Work to do
Identify every line in the records below that contains the word "symbol", and reproduce each one.

Material for the task
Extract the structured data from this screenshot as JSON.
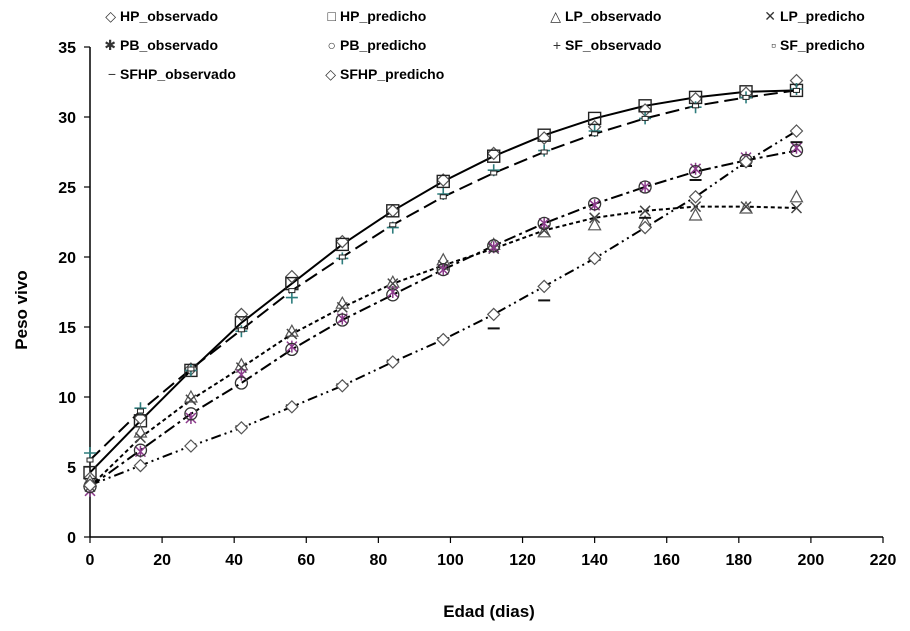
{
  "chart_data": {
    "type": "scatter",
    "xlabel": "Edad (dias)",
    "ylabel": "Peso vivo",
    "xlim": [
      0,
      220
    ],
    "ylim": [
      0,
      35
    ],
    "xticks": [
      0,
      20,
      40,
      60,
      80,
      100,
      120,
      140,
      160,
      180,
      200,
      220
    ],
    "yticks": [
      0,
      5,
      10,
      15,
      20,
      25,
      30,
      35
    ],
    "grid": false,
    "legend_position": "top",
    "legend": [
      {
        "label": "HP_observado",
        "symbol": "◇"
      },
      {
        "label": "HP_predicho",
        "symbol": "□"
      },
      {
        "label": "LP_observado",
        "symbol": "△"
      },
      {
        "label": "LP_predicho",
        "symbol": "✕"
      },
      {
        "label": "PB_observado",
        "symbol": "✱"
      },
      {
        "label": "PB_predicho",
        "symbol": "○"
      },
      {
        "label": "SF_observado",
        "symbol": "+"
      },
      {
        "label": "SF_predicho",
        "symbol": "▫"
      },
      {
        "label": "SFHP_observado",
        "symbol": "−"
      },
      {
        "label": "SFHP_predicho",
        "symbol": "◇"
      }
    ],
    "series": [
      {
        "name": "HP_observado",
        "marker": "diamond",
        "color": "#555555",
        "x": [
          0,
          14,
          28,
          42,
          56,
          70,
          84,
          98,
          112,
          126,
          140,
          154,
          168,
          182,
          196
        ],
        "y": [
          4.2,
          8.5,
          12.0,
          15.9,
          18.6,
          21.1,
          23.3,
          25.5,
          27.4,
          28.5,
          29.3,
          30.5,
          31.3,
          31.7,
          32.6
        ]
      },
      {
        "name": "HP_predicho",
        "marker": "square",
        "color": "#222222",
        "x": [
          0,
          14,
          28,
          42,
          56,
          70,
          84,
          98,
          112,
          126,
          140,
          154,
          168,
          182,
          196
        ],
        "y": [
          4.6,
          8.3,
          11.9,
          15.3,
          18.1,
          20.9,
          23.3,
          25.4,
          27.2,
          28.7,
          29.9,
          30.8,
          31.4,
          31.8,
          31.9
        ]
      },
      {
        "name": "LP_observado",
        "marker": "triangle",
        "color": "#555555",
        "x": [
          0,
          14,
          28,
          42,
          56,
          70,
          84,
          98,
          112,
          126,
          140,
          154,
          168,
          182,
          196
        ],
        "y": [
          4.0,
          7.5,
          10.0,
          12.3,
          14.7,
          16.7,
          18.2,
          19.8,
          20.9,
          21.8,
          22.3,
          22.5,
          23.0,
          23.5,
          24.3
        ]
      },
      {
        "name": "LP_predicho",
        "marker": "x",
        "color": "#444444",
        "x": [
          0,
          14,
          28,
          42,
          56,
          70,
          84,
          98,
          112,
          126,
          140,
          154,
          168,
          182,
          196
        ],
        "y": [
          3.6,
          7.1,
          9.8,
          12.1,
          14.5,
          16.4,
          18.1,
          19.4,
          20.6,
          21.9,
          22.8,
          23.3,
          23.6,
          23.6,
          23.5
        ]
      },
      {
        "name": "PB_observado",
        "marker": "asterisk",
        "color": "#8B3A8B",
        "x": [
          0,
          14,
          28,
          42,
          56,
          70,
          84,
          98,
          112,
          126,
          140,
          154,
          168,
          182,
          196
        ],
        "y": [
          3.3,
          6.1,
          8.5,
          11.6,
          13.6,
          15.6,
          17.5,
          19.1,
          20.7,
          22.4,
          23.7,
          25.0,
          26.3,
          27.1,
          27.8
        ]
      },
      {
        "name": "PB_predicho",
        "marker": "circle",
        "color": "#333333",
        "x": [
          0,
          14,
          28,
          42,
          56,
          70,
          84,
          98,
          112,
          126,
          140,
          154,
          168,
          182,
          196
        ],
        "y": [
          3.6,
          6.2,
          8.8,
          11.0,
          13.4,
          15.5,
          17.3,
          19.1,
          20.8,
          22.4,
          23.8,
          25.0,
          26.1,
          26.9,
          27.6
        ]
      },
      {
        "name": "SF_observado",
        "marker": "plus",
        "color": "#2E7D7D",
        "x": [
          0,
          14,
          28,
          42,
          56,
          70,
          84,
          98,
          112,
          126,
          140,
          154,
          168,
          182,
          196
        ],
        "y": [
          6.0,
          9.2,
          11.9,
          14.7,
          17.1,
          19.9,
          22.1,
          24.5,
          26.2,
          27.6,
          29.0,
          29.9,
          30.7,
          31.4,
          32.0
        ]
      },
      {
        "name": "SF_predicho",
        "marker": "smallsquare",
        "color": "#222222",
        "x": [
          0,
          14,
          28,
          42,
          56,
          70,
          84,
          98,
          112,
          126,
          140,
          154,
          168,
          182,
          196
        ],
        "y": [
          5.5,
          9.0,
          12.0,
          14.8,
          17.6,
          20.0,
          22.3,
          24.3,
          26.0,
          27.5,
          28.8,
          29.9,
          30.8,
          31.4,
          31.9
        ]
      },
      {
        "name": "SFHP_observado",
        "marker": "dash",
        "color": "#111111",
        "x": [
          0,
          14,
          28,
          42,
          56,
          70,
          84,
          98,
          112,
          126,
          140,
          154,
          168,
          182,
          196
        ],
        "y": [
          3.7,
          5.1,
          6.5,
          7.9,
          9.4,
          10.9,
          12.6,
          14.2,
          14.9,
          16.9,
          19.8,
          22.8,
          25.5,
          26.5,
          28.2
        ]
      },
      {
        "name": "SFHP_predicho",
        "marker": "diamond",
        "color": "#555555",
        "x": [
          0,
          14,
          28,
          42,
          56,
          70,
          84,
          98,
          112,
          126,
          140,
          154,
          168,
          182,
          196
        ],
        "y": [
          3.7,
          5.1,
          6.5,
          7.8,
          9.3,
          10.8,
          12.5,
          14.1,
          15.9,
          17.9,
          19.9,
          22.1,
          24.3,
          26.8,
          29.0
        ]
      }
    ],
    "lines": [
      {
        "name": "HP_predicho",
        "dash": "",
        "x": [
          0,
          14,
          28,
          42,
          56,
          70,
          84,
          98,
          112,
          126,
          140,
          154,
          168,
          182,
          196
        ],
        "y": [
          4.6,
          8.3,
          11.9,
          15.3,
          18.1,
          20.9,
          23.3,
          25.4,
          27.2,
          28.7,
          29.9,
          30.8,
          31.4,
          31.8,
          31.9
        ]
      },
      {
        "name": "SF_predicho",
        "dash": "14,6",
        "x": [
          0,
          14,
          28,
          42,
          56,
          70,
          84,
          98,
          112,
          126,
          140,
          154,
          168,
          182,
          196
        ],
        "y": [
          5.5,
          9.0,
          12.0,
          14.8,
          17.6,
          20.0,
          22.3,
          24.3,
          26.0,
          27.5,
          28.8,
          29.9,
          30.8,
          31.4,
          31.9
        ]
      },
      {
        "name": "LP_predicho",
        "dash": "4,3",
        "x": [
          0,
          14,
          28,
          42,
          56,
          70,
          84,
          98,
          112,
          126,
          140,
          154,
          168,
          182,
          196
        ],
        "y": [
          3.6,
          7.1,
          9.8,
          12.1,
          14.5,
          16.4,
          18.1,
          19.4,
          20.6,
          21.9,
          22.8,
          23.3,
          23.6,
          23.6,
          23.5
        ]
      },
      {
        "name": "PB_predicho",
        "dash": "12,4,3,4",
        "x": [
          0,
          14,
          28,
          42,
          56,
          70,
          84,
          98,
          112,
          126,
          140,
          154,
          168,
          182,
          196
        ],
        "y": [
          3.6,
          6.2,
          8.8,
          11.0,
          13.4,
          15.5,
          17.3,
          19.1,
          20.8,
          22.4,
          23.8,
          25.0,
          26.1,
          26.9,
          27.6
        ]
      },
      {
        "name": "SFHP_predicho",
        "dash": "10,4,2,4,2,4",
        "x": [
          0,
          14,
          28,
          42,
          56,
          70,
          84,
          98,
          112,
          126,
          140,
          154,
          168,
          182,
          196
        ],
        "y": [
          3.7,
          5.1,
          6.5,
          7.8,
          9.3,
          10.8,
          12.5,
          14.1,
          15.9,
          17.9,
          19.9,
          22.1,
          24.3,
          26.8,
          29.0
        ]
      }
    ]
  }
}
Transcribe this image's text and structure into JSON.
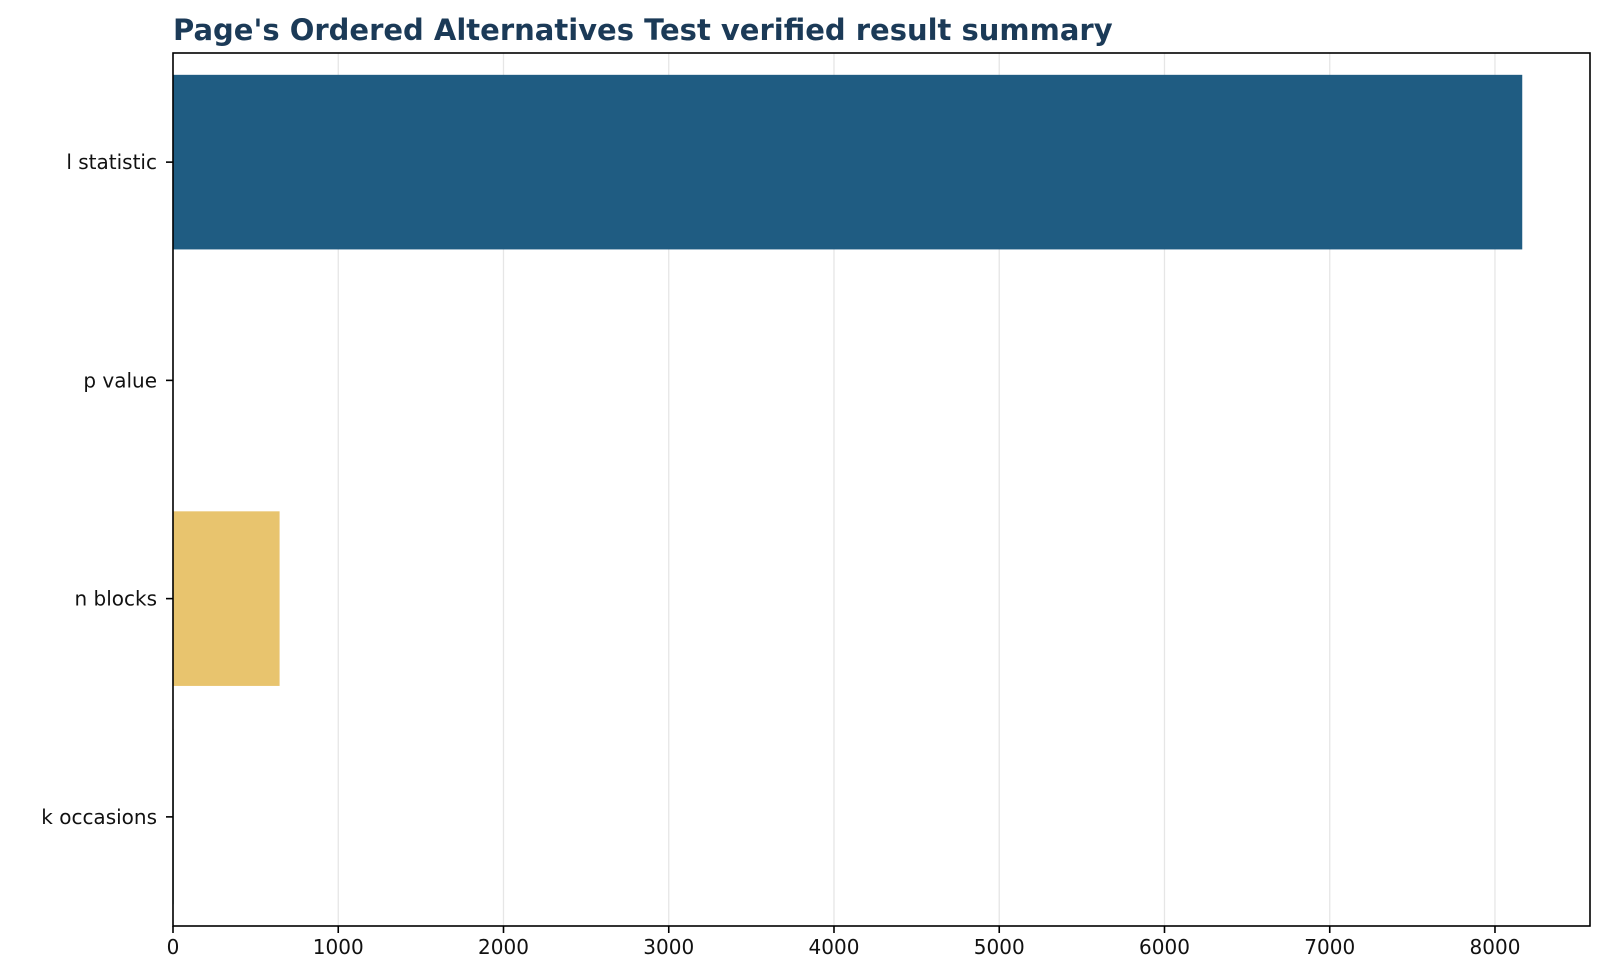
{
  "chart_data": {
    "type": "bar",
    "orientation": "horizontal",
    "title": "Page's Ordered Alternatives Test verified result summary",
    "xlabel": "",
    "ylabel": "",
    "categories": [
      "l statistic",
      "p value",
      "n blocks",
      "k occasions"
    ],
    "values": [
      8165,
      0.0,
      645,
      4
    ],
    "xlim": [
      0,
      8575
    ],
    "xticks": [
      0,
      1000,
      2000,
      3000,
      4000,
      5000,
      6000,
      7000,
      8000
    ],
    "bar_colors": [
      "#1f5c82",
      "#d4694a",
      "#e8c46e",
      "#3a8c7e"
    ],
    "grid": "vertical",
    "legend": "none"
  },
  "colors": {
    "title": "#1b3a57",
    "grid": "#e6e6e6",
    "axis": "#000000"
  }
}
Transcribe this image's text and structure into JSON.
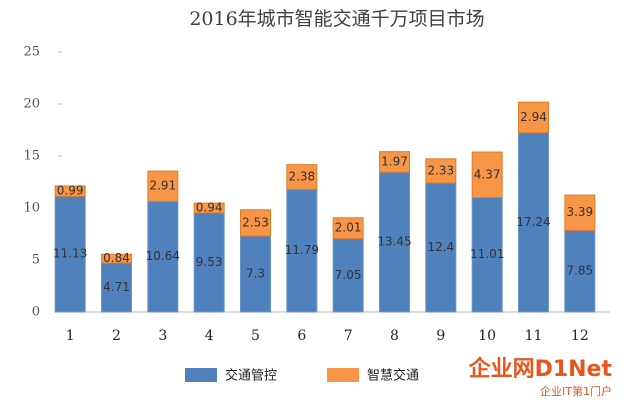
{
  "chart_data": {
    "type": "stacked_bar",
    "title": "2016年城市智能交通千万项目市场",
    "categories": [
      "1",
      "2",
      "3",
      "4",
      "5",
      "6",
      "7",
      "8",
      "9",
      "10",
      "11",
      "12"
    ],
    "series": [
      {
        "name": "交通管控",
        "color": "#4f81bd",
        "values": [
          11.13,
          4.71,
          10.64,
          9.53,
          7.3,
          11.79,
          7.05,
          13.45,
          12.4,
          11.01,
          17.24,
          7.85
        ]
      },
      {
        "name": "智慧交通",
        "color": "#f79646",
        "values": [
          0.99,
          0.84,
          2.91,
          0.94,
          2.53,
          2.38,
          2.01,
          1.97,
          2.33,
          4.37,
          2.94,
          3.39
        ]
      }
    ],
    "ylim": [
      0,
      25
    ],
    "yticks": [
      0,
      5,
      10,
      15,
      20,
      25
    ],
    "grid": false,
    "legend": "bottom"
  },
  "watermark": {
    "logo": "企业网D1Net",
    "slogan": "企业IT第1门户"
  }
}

Task output
        "symbol": "◇"
        "symbol": "□"
        "symbol": "△"
        "symbol": "✕"
        "symbol": "✱"
        "symbol": "○"
        "symbol": "+"
        "symbol": "▫"
        "symbol": "−"
        "symbol": "◇"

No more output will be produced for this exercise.